→ Exercise aim:
Go over the listing below line by line and tally those containing "login". Give only the tally.

→ Data section:
● ● ● ● ● ● ●
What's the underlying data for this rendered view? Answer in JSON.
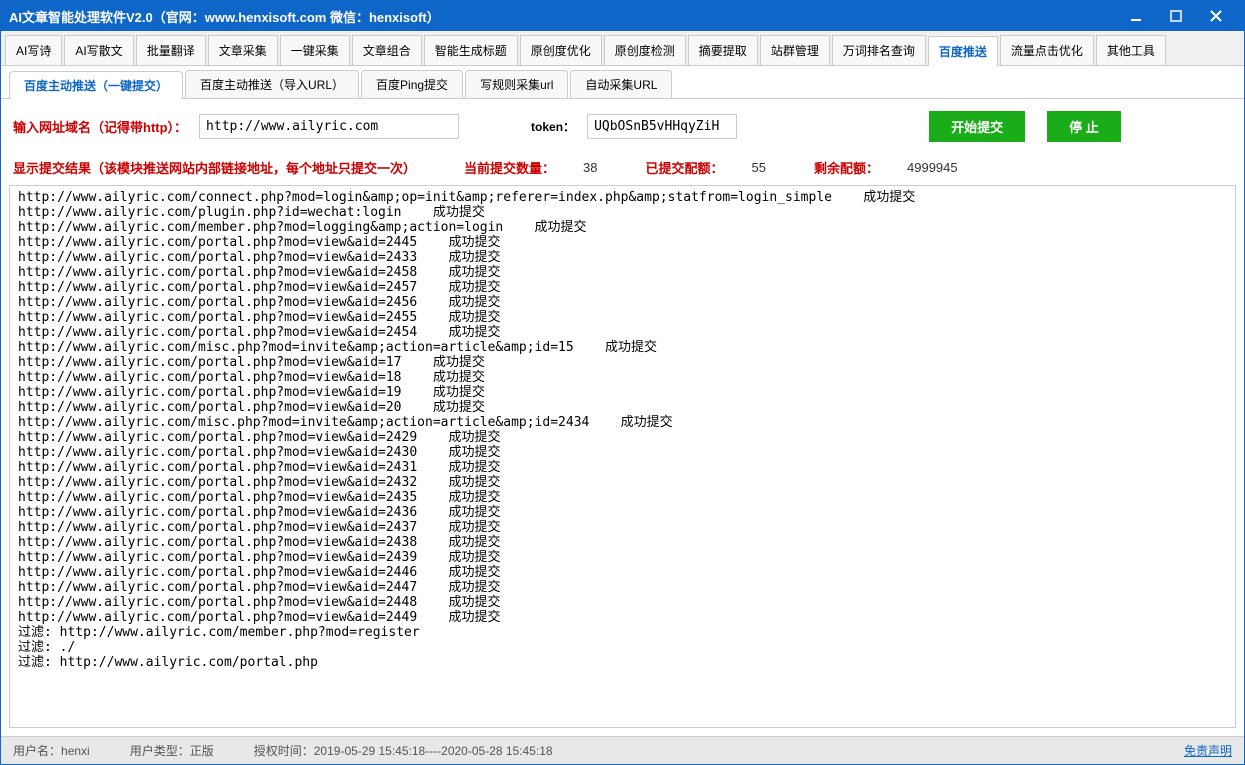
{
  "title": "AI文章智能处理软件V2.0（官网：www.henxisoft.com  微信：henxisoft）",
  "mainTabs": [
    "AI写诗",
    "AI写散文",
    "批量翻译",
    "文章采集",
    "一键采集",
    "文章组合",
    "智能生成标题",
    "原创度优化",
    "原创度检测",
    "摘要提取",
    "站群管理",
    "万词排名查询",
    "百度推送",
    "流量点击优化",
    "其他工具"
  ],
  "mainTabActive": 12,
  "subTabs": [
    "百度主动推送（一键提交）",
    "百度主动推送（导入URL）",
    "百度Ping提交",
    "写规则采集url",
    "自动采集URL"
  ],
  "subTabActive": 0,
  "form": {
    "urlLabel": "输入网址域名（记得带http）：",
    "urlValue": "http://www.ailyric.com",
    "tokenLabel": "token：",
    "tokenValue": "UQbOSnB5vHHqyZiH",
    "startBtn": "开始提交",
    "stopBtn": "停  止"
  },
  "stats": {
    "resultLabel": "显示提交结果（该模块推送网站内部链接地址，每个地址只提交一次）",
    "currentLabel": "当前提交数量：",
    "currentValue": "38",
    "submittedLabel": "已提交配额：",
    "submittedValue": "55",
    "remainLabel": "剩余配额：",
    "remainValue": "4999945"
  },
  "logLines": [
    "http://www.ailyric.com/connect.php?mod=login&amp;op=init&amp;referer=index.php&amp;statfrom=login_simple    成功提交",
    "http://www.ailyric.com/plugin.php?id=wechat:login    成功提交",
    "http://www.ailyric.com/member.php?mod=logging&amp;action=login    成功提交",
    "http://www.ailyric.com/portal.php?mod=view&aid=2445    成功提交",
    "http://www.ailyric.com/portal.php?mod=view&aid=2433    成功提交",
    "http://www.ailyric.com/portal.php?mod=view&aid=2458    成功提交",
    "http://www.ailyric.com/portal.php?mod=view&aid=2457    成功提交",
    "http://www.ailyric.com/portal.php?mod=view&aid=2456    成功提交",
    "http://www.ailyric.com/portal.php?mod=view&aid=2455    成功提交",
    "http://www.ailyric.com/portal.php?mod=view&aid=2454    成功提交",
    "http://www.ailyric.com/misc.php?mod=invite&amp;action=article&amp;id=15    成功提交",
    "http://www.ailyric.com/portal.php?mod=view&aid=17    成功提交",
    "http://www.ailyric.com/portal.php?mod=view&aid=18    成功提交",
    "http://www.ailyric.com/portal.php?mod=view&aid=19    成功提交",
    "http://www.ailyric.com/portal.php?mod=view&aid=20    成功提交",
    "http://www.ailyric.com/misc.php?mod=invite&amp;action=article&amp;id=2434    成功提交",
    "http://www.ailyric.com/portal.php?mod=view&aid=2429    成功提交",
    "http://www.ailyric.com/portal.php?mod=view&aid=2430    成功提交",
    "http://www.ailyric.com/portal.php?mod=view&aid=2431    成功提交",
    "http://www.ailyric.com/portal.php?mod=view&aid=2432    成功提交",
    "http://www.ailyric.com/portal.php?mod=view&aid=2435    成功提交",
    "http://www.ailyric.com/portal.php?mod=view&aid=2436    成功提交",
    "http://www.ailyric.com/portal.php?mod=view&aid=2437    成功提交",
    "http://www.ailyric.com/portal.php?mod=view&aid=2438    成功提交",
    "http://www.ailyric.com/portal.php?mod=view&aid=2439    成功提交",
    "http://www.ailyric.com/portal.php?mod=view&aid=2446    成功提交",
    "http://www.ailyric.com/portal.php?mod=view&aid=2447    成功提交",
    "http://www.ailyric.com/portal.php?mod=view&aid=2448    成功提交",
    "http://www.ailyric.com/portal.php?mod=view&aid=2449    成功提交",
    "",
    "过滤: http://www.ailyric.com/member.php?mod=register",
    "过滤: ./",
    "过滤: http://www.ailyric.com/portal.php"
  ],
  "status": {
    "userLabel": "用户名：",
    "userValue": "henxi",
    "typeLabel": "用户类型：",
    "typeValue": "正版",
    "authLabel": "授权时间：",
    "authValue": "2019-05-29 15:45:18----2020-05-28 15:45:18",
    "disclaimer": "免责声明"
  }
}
● ● ● ● ● ● ●
→ Result for this exercise:
3